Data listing
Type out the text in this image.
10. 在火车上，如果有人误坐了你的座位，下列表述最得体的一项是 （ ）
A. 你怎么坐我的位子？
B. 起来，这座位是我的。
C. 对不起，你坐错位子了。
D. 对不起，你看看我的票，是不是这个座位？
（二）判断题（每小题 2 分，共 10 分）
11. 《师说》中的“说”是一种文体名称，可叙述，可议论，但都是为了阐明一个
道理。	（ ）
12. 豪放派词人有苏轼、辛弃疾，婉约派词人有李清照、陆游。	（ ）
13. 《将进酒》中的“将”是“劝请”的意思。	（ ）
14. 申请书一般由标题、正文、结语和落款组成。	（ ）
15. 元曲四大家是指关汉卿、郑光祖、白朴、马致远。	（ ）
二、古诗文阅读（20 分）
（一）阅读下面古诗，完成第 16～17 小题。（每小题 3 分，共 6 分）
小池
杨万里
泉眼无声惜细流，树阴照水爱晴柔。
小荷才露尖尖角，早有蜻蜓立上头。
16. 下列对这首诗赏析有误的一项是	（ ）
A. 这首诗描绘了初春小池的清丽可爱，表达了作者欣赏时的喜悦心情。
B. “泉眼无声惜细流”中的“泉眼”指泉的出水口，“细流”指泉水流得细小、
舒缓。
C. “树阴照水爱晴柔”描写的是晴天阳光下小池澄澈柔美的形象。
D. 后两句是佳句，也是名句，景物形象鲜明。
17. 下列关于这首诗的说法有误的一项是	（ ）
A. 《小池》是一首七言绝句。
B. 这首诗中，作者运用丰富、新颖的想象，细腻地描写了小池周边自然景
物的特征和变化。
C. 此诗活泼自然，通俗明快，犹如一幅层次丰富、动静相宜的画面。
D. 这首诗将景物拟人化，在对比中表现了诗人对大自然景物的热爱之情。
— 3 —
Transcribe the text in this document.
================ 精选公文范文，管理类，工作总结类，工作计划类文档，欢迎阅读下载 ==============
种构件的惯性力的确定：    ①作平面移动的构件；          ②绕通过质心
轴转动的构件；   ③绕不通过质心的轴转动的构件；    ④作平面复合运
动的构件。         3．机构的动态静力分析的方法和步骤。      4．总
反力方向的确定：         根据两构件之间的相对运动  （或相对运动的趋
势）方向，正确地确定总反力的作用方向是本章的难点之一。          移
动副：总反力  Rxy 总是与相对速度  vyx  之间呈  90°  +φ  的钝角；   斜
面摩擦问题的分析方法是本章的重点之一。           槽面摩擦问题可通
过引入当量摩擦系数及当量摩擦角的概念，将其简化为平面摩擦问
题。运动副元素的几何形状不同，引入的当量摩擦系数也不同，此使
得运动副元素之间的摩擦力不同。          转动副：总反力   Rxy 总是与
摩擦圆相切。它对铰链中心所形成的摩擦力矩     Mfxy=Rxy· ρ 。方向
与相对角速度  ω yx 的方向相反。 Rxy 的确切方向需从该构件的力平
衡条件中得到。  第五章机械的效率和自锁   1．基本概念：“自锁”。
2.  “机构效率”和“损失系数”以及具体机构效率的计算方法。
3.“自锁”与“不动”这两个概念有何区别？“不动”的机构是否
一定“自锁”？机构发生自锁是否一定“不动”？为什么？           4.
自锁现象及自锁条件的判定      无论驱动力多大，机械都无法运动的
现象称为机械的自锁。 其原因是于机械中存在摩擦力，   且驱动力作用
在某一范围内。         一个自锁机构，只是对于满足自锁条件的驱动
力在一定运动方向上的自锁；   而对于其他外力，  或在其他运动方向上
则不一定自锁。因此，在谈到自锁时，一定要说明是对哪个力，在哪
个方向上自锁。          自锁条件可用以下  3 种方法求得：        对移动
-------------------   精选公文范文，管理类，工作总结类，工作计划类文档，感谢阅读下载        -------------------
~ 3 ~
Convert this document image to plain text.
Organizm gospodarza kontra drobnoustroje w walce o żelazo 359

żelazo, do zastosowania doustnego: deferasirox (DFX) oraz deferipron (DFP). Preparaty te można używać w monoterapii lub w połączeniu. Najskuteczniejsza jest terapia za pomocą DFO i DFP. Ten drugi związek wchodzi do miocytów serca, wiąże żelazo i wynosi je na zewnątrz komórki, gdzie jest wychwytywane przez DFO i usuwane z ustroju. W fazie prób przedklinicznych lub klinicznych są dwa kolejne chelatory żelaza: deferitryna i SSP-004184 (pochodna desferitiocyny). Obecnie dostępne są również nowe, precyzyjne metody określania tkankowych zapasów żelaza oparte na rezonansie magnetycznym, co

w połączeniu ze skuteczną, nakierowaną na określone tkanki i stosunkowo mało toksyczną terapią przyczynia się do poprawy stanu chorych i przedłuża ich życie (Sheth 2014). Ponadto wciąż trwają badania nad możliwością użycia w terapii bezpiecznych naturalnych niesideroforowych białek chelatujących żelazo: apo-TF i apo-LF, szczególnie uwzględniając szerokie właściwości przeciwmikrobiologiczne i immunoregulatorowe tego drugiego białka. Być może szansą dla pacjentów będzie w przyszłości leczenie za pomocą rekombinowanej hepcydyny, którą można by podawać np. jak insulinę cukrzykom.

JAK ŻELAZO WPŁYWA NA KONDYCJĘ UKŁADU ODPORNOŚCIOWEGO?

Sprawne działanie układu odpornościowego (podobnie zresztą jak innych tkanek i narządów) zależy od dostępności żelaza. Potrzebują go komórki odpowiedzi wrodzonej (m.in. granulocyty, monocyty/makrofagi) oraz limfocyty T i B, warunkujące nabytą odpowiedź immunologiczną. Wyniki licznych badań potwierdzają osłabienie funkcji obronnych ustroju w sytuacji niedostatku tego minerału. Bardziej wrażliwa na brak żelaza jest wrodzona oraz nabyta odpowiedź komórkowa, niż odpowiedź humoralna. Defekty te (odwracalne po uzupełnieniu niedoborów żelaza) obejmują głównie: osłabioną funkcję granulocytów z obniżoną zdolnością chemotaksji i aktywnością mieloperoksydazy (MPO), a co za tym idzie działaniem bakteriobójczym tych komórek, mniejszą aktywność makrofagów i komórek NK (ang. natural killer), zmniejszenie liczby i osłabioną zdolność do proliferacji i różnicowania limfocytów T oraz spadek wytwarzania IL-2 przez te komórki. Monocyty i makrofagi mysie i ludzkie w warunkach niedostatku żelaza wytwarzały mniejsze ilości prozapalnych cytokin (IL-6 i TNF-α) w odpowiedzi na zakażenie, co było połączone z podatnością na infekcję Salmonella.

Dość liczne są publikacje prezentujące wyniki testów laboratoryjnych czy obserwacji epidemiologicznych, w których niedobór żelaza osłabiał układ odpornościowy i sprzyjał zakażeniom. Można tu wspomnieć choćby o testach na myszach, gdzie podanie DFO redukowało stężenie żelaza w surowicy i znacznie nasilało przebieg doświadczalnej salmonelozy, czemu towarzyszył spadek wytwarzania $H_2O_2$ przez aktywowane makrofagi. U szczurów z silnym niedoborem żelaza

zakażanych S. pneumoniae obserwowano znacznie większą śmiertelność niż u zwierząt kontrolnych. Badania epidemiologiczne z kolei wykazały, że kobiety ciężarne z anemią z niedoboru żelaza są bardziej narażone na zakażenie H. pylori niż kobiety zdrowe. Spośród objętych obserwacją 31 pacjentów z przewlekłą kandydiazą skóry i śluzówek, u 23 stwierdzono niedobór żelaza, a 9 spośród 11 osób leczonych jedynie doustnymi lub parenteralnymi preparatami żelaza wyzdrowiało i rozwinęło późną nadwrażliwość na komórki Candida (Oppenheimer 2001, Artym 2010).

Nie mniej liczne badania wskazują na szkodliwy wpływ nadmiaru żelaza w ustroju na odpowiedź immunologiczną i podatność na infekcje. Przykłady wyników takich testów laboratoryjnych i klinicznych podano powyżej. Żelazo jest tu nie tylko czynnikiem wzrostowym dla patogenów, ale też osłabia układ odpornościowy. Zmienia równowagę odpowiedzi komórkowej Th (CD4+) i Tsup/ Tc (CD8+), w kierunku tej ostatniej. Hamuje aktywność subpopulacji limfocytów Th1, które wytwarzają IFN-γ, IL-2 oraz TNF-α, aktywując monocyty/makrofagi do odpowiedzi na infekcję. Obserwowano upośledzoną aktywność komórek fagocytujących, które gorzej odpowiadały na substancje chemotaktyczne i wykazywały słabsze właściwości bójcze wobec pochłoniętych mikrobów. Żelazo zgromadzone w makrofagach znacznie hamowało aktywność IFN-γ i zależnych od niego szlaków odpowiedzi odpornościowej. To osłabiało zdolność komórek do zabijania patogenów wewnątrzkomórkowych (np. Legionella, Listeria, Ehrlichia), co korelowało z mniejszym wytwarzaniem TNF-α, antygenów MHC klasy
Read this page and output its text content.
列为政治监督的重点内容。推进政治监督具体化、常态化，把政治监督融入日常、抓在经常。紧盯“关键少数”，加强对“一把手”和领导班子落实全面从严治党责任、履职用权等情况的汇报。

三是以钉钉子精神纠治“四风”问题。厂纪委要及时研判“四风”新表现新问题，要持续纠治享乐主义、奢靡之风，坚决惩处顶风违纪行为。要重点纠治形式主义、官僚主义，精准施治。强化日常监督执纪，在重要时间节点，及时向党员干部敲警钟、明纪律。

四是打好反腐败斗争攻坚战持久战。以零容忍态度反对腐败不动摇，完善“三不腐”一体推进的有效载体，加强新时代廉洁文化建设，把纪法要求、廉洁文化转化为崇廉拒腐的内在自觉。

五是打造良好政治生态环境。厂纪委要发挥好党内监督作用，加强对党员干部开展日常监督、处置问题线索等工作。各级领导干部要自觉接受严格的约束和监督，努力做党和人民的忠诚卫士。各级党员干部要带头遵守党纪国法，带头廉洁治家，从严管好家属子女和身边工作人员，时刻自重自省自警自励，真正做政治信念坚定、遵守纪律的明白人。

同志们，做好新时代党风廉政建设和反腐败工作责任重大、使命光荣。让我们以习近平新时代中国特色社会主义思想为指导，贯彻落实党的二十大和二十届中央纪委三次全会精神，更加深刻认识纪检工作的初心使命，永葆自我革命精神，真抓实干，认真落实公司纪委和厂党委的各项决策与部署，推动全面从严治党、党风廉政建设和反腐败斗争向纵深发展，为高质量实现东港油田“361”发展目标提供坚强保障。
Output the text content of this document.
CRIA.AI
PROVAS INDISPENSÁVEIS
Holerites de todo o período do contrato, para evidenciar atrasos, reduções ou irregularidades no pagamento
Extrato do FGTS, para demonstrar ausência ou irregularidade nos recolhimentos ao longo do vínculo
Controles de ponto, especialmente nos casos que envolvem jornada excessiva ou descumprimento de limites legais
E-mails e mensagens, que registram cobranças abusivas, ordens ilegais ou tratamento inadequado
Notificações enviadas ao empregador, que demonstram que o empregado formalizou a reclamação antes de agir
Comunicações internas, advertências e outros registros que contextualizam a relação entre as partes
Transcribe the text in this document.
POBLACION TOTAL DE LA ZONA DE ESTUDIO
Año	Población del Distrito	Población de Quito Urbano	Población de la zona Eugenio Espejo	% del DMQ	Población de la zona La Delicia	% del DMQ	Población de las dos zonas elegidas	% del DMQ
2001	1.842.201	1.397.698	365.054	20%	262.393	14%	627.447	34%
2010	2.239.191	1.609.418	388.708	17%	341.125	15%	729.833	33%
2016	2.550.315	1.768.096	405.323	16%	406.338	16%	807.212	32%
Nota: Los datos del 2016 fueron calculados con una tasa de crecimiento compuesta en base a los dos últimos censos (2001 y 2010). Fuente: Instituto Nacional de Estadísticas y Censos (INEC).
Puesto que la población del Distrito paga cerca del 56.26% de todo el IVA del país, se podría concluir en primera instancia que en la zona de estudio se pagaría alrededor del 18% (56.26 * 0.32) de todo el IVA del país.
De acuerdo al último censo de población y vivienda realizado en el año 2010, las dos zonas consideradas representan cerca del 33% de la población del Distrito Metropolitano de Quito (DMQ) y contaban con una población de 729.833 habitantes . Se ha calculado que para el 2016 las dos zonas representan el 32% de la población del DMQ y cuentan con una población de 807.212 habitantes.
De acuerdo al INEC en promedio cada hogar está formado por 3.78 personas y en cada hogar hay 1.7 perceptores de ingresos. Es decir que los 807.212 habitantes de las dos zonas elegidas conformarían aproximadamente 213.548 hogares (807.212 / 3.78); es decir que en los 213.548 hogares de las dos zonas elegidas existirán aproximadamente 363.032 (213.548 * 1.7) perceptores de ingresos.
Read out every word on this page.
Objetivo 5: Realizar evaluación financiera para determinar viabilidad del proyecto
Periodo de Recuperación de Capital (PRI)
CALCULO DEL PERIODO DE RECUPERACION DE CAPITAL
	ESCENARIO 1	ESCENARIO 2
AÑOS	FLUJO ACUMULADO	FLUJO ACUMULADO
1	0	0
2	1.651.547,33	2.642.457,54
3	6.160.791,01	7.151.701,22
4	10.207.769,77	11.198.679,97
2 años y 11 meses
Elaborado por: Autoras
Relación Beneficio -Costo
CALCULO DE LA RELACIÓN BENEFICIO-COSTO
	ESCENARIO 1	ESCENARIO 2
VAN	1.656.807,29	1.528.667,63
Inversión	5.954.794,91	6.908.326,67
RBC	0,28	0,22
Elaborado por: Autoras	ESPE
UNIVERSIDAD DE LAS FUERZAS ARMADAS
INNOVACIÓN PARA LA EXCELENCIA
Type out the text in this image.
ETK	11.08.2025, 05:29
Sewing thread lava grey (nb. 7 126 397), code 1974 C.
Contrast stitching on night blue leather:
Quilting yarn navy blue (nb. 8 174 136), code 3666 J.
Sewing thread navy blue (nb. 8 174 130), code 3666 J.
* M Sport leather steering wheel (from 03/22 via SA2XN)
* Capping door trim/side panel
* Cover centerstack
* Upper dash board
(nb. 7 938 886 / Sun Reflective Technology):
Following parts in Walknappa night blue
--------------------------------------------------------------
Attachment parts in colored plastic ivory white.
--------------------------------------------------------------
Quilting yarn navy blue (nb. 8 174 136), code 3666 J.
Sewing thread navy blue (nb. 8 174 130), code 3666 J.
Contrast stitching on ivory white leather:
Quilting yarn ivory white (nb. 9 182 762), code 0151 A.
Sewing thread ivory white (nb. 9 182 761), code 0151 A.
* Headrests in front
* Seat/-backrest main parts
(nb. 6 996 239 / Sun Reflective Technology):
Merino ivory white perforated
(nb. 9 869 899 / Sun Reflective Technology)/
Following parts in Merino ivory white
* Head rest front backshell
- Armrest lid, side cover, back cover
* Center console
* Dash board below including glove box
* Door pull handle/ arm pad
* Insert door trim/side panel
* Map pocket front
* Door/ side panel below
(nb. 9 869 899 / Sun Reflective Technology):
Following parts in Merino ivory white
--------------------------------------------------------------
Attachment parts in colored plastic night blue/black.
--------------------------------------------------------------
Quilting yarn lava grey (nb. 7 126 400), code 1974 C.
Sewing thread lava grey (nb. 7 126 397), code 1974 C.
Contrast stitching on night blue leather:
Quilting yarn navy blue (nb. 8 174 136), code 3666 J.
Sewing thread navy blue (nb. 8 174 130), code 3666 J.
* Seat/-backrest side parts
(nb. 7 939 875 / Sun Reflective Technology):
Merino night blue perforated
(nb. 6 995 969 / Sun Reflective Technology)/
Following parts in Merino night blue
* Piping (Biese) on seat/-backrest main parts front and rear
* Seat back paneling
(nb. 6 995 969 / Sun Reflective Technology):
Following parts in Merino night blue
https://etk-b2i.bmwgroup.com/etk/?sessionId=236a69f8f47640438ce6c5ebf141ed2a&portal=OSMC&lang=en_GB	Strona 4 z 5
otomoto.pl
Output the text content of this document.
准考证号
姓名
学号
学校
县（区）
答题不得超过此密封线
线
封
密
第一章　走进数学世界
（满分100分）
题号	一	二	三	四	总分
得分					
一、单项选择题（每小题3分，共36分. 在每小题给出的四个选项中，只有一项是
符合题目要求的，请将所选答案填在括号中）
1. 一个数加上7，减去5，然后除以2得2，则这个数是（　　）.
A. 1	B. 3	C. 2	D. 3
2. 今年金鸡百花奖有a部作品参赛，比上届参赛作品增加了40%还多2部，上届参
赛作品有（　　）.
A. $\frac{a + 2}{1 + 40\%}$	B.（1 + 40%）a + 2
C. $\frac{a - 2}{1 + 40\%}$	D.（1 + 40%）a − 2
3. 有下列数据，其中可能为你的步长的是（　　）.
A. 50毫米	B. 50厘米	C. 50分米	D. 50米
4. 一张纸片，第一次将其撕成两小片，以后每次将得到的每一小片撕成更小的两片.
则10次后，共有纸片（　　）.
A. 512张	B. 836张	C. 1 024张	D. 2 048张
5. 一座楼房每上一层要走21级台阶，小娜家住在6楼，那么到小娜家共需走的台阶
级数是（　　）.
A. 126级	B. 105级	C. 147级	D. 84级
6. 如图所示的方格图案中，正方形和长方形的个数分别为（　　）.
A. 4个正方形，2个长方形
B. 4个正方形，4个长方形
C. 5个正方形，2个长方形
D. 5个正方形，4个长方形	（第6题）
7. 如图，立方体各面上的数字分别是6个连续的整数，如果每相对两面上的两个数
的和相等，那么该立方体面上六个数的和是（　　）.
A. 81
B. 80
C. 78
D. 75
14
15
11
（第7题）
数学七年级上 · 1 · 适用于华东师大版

WRITTEN TASK
Each line holding "zonas" must be found and copied.

ANSWER BELOW
Año	Población del Distrito	Población de Quito Urbano	Población de la zona Eugenio Espejo	% del DMQ	Población de la zona La Delicia	% del DMQ	Población de las dos zonas elegidas	% del DMQ
De acuerdo al último censo de población y vivienda realizado en el año 2010, las dos zonas consideradas representan cerca del 33% de la población del Distrito Metropolitano de Quito (DMQ) y contaban con una población de 729.833 habitantes . Se ha calculado que para el 2016 las dos zonas representan el 32% de la población del DMQ y cuentan con una población de 807.212 habitantes.
De acuerdo al INEC en promedio cada hogar está formado por 3.78 personas y en cada hogar hay 1.7 perceptores de ingresos. Es decir que los 807.212 habitantes de las dos zonas elegidas conformarían aproximadamente 213.548 hogares (807.212 / 3.78); es decir que en los 213.548 hogares de las dos zonas elegidas existirán aproximadamente 363.032 (213.548 * 1.7) perceptores de ingresos.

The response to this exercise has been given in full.